Entries from a dataset:
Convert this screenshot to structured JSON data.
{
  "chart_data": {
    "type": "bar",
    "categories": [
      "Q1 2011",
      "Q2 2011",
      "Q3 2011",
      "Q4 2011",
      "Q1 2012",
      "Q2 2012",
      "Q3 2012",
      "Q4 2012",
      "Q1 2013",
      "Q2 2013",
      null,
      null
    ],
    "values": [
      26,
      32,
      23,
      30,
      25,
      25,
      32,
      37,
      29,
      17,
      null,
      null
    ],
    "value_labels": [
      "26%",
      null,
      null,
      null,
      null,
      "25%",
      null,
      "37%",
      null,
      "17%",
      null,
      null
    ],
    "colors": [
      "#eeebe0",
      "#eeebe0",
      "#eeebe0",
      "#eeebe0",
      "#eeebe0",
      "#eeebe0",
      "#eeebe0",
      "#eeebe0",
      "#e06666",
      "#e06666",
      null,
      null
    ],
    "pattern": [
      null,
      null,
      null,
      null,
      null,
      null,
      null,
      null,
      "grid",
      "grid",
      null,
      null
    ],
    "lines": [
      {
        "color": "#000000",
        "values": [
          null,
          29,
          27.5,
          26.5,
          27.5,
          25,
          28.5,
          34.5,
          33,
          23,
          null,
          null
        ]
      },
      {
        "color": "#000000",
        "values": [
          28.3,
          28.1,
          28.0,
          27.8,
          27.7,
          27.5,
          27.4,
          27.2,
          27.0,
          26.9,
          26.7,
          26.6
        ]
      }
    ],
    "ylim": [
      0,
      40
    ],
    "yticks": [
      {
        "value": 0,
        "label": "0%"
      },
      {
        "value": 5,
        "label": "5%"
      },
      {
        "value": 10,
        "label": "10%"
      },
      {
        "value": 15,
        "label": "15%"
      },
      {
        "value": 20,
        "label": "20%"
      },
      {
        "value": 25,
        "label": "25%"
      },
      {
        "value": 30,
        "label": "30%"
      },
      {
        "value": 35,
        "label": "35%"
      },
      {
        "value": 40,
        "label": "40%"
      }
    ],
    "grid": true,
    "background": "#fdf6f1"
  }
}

■ **Directions for this task**
Transcribe the records above exactly as they appear.

■ **Task response**
Convert this screenshot to structured JSON data.
{
  "chart_data": {
    "type": "bar",
    "categories": [
      "Q1 2011",
      "Q2 2011",
      "Q3 2011",
      "Q4 2011",
      "Q1 2012",
      "Q2 2012",
      "Q3 2012",
      "Q4 2012",
      "Q1 2013",
      "Q2 2013",
      null,
      null
    ],
    "values": [
      26,
      32,
      23,
      30,
      25,
      25,
      32,
      37,
      29,
      17,
      null,
      null
    ],
    "value_labels": [
      "26%",
      null,
      null,
      null,
      null,
      "25%",
      null,
      "37%",
      null,
      "17%",
      null,
      null
    ],
    "colors": [
      "#eeebe0",
      "#eeebe0",
      "#eeebe0",
      "#eeebe0",
      "#eeebe0",
      "#eeebe0",
      "#eeebe0",
      "#eeebe0",
      "#e06666",
      "#e06666",
      null,
      null
    ],
    "pattern": [
      null,
      null,
      null,
      null,
      null,
      null,
      null,
      null,
      "grid",
      "grid",
      null,
      null
    ],
    "lines": [
      {
        "color": "#000000",
        "values": [
          null,
          29,
          27.5,
          26.5,
          27.5,
          25,
          28.5,
          34.5,
          33,
          23,
          null,
          null
        ]
      },
      {
        "color": "#000000",
        "values": [
          28.3,
          28.1,
          28.0,
          27.8,
          27.7,
          27.5,
          27.4,
          27.2,
          27.0,
          26.9,
          26.7,
          26.6
        ]
      }
    ],
    "ylim": [
      0,
      40
    ],
    "yticks": [
      {
        "value": 0,
        "label": "0%"
      },
      {
        "value": 5,
        "label": "5%"
      },
      {
        "value": 10,
        "label": "10%"
      },
      {
        "value": 15,
        "label": "15%"
      },
      {
        "value": 20,
        "label": "20%"
      },
      {
        "value": 25,
        "label": "25%"
      },
      {
        "value": 30,
        "label": "30%"
      },
      {
        "value": 35,
        "label": "35%"
      },
      {
        "value": 40,
        "label": "40%"
      }
    ],
    "grid": true,
    "background": "#fdf6f1"
  }
}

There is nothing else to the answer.